## Aim
Count how many lines of the data include "JSON". The answer is that number and nothing else.
= = = = = = =
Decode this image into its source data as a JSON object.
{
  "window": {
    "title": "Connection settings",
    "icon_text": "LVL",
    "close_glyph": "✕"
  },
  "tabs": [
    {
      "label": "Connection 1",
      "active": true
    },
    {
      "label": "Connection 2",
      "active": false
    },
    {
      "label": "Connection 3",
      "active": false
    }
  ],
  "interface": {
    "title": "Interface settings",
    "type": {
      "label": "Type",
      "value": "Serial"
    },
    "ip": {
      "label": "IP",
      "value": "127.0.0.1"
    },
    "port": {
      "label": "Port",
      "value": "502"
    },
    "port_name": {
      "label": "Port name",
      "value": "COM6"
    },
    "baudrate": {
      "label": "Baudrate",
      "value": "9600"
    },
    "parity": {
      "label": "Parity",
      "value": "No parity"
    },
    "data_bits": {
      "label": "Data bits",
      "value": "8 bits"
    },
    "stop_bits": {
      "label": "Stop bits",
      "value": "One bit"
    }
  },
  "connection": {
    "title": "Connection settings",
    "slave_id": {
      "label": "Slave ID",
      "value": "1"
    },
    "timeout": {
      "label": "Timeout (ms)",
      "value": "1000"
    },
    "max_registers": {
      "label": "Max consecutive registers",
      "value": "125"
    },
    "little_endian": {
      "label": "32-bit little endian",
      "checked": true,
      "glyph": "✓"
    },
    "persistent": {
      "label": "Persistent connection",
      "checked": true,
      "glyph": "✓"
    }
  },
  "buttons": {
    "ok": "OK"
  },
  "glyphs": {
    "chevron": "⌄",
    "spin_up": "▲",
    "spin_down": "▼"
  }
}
= = = = = = =
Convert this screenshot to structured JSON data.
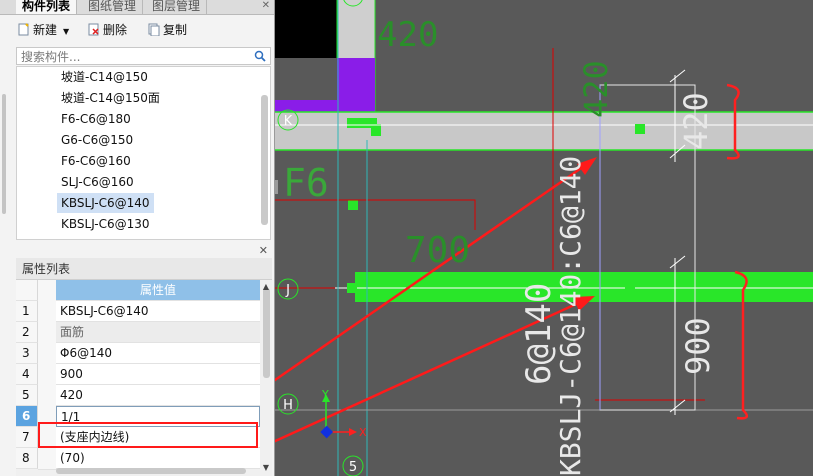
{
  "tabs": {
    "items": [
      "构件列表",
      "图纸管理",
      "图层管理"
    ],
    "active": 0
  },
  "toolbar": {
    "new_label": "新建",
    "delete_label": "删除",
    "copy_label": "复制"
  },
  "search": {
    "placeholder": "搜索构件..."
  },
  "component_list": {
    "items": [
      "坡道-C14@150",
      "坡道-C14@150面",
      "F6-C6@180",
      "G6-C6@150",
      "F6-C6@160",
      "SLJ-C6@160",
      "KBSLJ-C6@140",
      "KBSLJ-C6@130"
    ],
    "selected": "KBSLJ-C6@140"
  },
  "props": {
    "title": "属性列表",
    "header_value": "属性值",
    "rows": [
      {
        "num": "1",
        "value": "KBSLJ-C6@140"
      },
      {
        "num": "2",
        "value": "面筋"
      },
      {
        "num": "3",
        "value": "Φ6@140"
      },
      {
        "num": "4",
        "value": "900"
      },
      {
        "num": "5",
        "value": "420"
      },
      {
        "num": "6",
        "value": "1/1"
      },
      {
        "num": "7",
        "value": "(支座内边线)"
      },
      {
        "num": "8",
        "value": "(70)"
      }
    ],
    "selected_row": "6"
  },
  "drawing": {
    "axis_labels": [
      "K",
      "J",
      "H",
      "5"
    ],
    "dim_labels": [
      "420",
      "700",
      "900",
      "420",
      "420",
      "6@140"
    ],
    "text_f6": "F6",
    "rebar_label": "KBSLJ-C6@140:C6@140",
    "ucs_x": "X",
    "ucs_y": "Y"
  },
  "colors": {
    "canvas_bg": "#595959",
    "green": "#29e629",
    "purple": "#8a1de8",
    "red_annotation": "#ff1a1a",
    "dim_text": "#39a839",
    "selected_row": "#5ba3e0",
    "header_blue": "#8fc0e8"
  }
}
= = = = = = =
## Task result
2